# Data for this exercise
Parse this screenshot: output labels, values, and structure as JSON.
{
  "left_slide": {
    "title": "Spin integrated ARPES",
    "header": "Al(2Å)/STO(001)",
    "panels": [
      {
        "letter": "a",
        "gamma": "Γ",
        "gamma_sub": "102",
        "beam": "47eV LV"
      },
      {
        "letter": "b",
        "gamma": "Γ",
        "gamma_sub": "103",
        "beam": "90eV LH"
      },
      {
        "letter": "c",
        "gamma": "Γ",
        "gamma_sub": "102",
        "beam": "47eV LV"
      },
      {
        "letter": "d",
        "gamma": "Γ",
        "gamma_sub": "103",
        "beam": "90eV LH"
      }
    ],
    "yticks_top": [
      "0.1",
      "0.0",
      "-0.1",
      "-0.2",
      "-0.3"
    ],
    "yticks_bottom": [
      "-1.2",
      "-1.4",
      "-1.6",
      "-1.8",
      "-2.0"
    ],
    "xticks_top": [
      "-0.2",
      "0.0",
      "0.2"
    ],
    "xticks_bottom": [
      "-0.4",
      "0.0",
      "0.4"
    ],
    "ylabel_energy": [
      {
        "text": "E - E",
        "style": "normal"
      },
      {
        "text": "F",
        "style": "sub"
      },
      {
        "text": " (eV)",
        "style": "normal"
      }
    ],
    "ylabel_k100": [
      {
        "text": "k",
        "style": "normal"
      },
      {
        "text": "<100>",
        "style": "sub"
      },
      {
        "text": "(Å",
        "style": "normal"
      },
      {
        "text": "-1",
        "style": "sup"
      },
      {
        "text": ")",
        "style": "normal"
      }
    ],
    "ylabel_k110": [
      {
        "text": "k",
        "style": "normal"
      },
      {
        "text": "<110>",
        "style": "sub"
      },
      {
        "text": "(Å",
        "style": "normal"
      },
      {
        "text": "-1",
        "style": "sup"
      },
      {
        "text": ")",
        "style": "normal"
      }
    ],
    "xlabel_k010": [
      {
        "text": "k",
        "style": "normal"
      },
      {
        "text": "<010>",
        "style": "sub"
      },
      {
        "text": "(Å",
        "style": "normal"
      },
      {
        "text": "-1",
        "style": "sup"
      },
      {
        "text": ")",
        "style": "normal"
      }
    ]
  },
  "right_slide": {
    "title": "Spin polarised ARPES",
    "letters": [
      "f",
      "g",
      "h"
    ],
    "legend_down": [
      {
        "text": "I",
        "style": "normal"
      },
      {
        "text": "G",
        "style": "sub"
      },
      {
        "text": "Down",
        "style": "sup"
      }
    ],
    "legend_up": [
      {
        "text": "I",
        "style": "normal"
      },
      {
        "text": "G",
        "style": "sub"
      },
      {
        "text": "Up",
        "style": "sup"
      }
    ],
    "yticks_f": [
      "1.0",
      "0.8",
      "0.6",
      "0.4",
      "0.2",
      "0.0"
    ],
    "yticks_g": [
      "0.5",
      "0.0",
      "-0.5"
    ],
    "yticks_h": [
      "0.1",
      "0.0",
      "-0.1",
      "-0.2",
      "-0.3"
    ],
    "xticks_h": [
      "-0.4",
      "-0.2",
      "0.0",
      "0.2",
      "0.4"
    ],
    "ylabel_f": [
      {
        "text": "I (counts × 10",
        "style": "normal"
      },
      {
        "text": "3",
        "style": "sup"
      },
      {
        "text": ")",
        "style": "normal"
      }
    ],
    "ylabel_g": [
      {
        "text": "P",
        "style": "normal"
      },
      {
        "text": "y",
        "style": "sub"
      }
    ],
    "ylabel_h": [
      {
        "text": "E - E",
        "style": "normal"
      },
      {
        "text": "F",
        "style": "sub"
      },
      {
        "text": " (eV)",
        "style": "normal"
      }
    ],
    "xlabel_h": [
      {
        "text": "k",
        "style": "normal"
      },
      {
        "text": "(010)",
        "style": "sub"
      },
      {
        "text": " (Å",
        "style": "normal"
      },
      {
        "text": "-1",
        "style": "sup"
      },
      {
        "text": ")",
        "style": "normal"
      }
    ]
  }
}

# What is expected
Every entry needs to be retyped exactly.

# Correct response
Parse this screenshot: output labels, values, and structure as JSON.
{
  "left_slide": {
    "title": "Spin integrated ARPES",
    "header": "Al(2Å)/STO(001)",
    "panels": [
      {
        "letter": "a",
        "gamma": "Γ",
        "gamma_sub": "102",
        "beam": "47eV LV"
      },
      {
        "letter": "b",
        "gamma": "Γ",
        "gamma_sub": "103",
        "beam": "90eV LH"
      },
      {
        "letter": "c",
        "gamma": "Γ",
        "gamma_sub": "102",
        "beam": "47eV LV"
      },
      {
        "letter": "d",
        "gamma": "Γ",
        "gamma_sub": "103",
        "beam": "90eV LH"
      }
    ],
    "yticks_top": [
      "0.1",
      "0.0",
      "-0.1",
      "-0.2",
      "-0.3"
    ],
    "yticks_bottom": [
      "-1.2",
      "-1.4",
      "-1.6",
      "-1.8",
      "-2.0"
    ],
    "xticks_top": [
      "-0.2",
      "0.0",
      "0.2"
    ],
    "xticks_bottom": [
      "-0.4",
      "0.0",
      "0.4"
    ],
    "ylabel_energy": [
      {
        "text": "E - E",
        "style": "normal"
      },
      {
        "text": "F",
        "style": "sub"
      },
      {
        "text": " (eV)",
        "style": "normal"
      }
    ],
    "ylabel_k100": [
      {
        "text": "k",
        "style": "normal"
      },
      {
        "text": "<100>",
        "style": "sub"
      },
      {
        "text": "(Å",
        "style": "normal"
      },
      {
        "text": "-1",
        "style": "sup"
      },
      {
        "text": ")",
        "style": "normal"
      }
    ],
    "ylabel_k110": [
      {
        "text": "k",
        "style": "normal"
      },
      {
        "text": "<110>",
        "style": "sub"
      },
      {
        "text": "(Å",
        "style": "normal"
      },
      {
        "text": "-1",
        "style": "sup"
      },
      {
        "text": ")",
        "style": "normal"
      }
    ],
    "xlabel_k010": [
      {
        "text": "k",
        "style": "normal"
      },
      {
        "text": "<010>",
        "style": "sub"
      },
      {
        "text": "(Å",
        "style": "normal"
      },
      {
        "text": "-1",
        "style": "sup"
      },
      {
        "text": ")",
        "style": "normal"
      }
    ]
  },
  "right_slide": {
    "title": "Spin polarised ARPES",
    "letters": [
      "f",
      "g",
      "h"
    ],
    "legend_down": [
      {
        "text": "I",
        "style": "normal"
      },
      {
        "text": "G",
        "style": "sub"
      },
      {
        "text": "Down",
        "style": "sup"
      }
    ],
    "legend_up": [
      {
        "text": "I",
        "style": "normal"
      },
      {
        "text": "G",
        "style": "sub"
      },
      {
        "text": "Up",
        "style": "sup"
      }
    ],
    "yticks_f": [
      "1.0",
      "0.8",
      "0.6",
      "0.4",
      "0.2",
      "0.0"
    ],
    "yticks_g": [
      "0.5",
      "0.0",
      "-0.5"
    ],
    "yticks_h": [
      "0.1",
      "0.0",
      "-0.1",
      "-0.2",
      "-0.3"
    ],
    "xticks_h": [
      "-0.4",
      "-0.2",
      "0.0",
      "0.2",
      "0.4"
    ],
    "ylabel_f": [
      {
        "text": "I (counts × 10",
        "style": "normal"
      },
      {
        "text": "3",
        "style": "sup"
      },
      {
        "text": ")",
        "style": "normal"
      }
    ],
    "ylabel_g": [
      {
        "text": "P",
        "style": "normal"
      },
      {
        "text": "y",
        "style": "sub"
      }
    ],
    "ylabel_h": [
      {
        "text": "E - E",
        "style": "normal"
      },
      {
        "text": "F",
        "style": "sub"
      },
      {
        "text": " (eV)",
        "style": "normal"
      }
    ],
    "xlabel_h": [
      {
        "text": "k",
        "style": "normal"
      },
      {
        "text": "(010)",
        "style": "sub"
      },
      {
        "text": " (Å",
        "style": "normal"
      },
      {
        "text": "-1",
        "style": "sup"
      },
      {
        "text": ")",
        "style": "normal"
      }
    ]
  }
}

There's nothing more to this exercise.